TEXT EXCERPT:
-- Start --

[FSDP()][21/N] Refactor and fix `_cast_buffers()` #87935

awgu · 2022-10-27T22:22:09Z

Stack from ghstack:

[FSDP()][Easy] Make fully_shard() only FULL_SHARD #88260 [FSDP()][Easy] Make fully_shard() only FULL_SHARD
[FSDP()] Have fully_shard() abide by @contract! #88235 [FSDP()] Have fully_shard() abide by @contract!
[FSDP()][Easy] Rename _State to _FSDPState #88234 [FSDP()][Easy] Rename _State to _FSDPState
[FSDP()] Rename to fully_shard() and move to _composable/ #88233 [FSDP()] Rename to fully_shard() and move to _composable/
[FSDP][Easy] Remove unneeded TrainingState transition #88232 [FSDP][Easy] Remove unneeded TrainingState transition
[FSDP] Rename unflat_param_name -> fqn for consistency #88123 [FSDP] Rename unflat_param_name -> fqn for consistency
[FSDP] Simplify _get_buffer_names() #88122 [FSDP] Simplify _get_buffer_names()
[FSDP] Remove unneeded torch.no_grad() context when offloading to CPU #88121 [FSDP] Remove unneeded torch.no_grad() context when offloading to CPU
[FSDP][Docs] Add note mentioning rate limiter for backward prefetch #88120 [FSDP][Docs] Add note mentioning rate limiter for backward prefetch
[FSDP()][27/N] Add forward hook registration #88040 [FSDP()][27/N] Add forward hook registration
[FSDP()][26/N] Move _lazy_init() into _fsdp_root_pre_forward() #87941 [FSDP()][26/N] Move _lazy_init() into _fsdp_root_pre_forward()
[FSDP()][25/N] Add _post_forward_reshard() #87940 [FSDP()][25/N] Add _post_forward_reshard()
[FSDP()][24/N] Refactor _lazy_init() #87939 [FSDP()][24/N] Refactor _lazy_init()
[FSDP()][23/N] Refactor handle attr initialization #87938 [FSDP()][23/N] Refactor handle attr initialization
[FSDP()][21/N] Refactor and fix _cast_buffers() #87935 [FSDP()][21/N] Refactor and fix _cast_buffers()
[FSDP] Rename dtype to buffer_name_to_dtype #87934 [FSDP] Rename dtype to buffer_name_to_dtype
[FSDP] Remove device arg from _cast_buffers() #87933 [FSDP] Remove device arg from _cast_buffers()
[FSDP()][20/N][Easy] Move functions in file #87932 [FSDP()][20/N][Easy] Move functions in file
[FSDP()][18/N] Refactor pre_forward_unshard() #87931 [FSDP()][18/N] Refactor pre_forward_unshard()
[FSDP()][17/N] Refactor _fsdp_root_pre_forward() #87930 [FSDP()][17/N] Refactor _fsdp_root_pre_forward()
[FSDP()][16/N] Refactor post-forward/pre-backward #87929 [FSDP()][16/N] Refactor post-forward/pre-backward
[FSDP()][15/N] Refactor _init_streams() #87928 [FSDP()][15/N] Refactor _init_streams()
[FSDP()][14/N] Refactor pre-forward/post-backward #87927 [FSDP()][14/N] Refactor pre-forward/post-backward

This PR refactors and fixes _cast_buffers().

Before
Buffers were not correctly cast back to their original dtypes for submodules when using buffer mixed precision.

-- End --

DATA BLOCK:
-- Start --

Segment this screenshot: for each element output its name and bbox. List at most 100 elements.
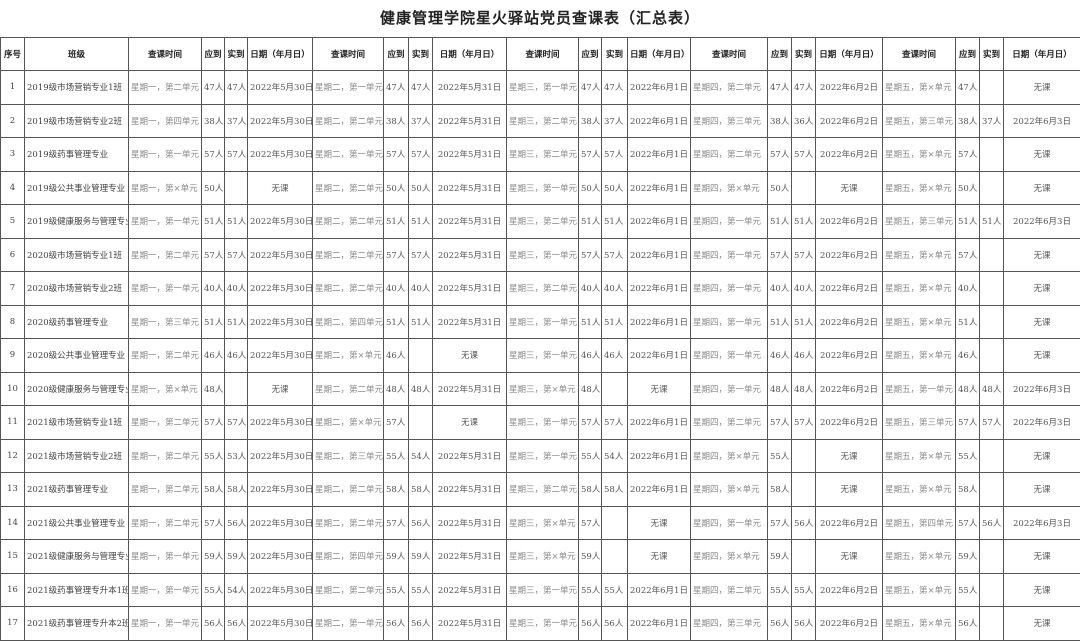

-- End --

TASK DIRECTIONS: In the FSDP pull request about `_cast_buffers()`, what went wrong with buffers before the change?

OUTPUT: Buffers were not correctly cast back to their original dtypes for submodules when using buffer mixed precision.